Tally the lines in the records underneath that contain the string "cards", and state the figure by itself.

INPUT RECORDS
--- begin ---

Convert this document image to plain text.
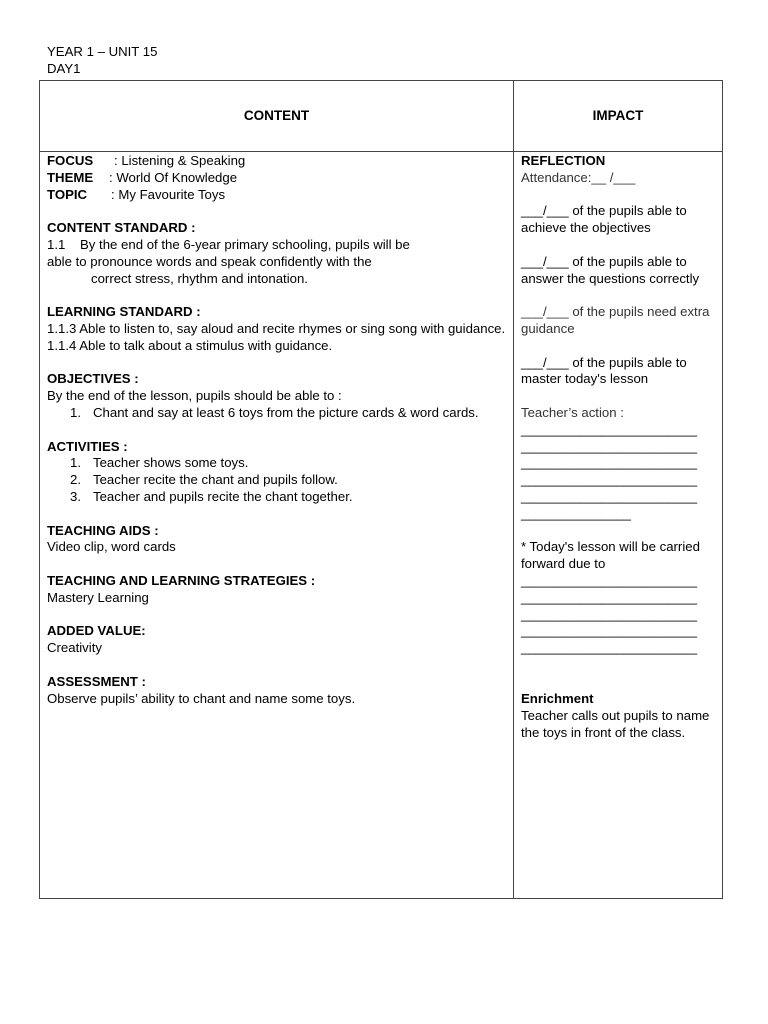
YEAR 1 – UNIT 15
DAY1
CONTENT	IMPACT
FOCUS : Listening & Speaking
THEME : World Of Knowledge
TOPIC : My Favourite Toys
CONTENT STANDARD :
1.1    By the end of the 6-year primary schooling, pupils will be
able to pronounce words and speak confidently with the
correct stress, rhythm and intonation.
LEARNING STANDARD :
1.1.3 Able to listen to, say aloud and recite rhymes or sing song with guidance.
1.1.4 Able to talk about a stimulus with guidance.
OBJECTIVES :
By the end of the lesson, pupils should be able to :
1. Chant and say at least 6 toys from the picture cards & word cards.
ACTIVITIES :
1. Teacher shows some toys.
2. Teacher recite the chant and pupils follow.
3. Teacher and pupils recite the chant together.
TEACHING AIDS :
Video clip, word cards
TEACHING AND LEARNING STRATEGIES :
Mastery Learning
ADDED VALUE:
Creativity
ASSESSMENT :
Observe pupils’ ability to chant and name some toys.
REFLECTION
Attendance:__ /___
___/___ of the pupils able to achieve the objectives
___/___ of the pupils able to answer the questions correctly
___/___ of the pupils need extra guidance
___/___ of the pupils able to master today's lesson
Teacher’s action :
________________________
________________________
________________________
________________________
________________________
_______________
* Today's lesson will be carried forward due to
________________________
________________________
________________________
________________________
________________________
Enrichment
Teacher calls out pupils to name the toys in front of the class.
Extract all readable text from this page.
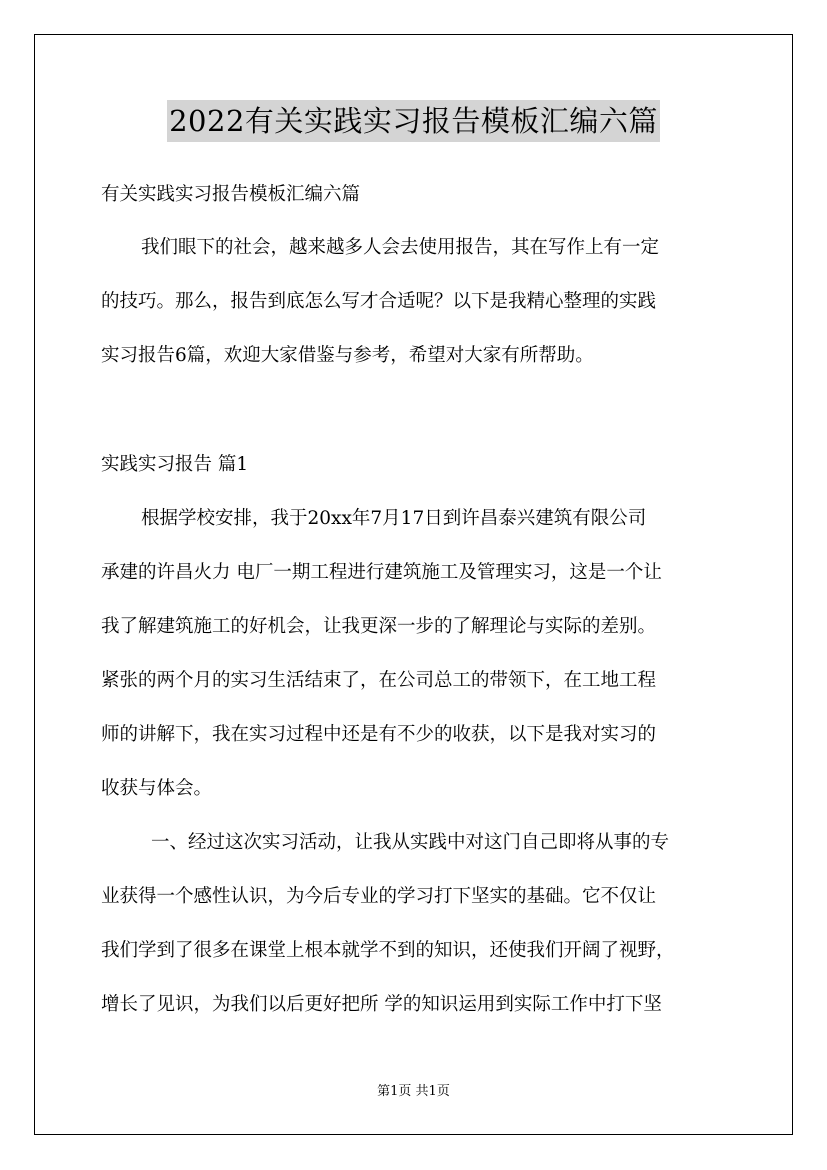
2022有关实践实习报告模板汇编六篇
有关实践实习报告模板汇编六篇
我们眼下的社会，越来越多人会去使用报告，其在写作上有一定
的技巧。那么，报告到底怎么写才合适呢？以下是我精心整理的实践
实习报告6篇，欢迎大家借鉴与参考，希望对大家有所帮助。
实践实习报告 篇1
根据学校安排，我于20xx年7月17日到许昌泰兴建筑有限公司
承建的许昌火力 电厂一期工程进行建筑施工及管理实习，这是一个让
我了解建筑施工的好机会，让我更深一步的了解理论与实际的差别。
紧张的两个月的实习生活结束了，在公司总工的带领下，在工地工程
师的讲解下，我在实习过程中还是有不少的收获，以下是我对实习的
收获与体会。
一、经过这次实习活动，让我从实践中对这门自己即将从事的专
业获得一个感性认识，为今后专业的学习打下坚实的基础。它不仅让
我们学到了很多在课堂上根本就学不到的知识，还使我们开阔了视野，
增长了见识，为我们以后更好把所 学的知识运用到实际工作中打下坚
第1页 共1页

--- end ---
--- begin ---

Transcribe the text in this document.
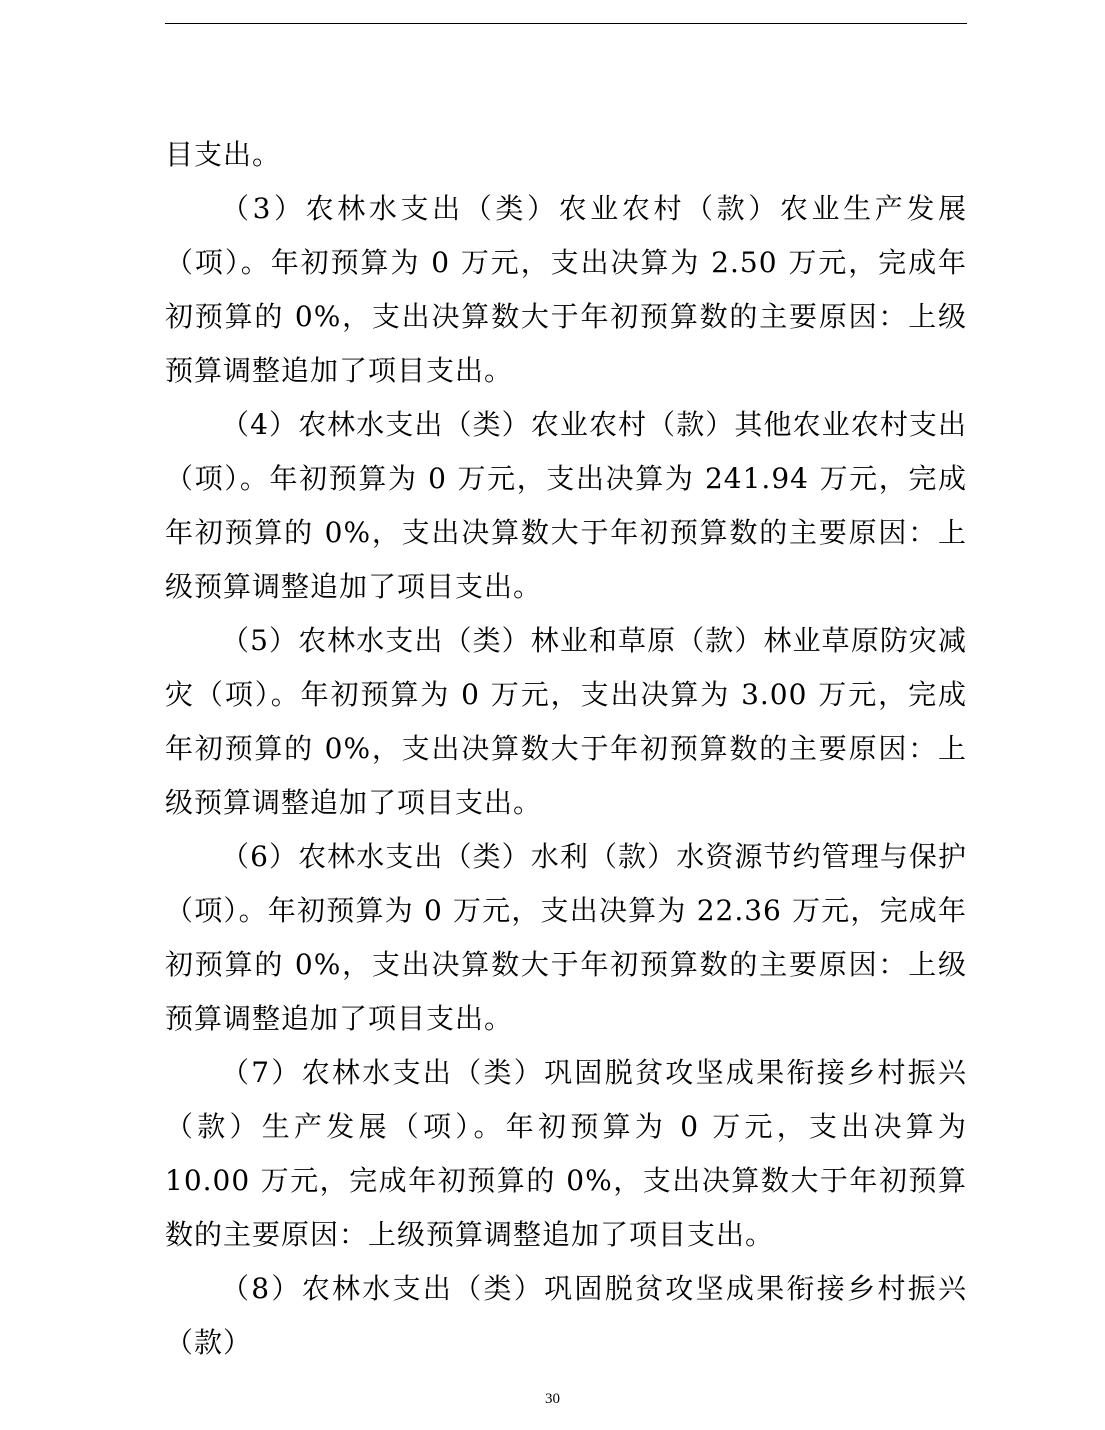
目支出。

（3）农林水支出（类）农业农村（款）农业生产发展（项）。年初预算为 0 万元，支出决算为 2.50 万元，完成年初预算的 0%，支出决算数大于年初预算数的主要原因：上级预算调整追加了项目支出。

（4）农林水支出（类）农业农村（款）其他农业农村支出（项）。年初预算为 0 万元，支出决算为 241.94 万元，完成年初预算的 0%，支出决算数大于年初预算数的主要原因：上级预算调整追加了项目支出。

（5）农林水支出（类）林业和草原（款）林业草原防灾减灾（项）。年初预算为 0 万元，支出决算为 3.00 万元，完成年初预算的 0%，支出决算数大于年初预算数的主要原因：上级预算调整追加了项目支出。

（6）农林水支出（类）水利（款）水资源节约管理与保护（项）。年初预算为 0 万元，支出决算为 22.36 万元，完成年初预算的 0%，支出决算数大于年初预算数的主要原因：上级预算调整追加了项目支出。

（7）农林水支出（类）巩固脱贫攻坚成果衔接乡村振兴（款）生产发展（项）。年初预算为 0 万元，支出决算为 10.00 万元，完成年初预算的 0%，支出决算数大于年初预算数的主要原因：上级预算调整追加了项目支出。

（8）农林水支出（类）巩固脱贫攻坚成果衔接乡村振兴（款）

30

--- end ---

RIGHT ANSWER
2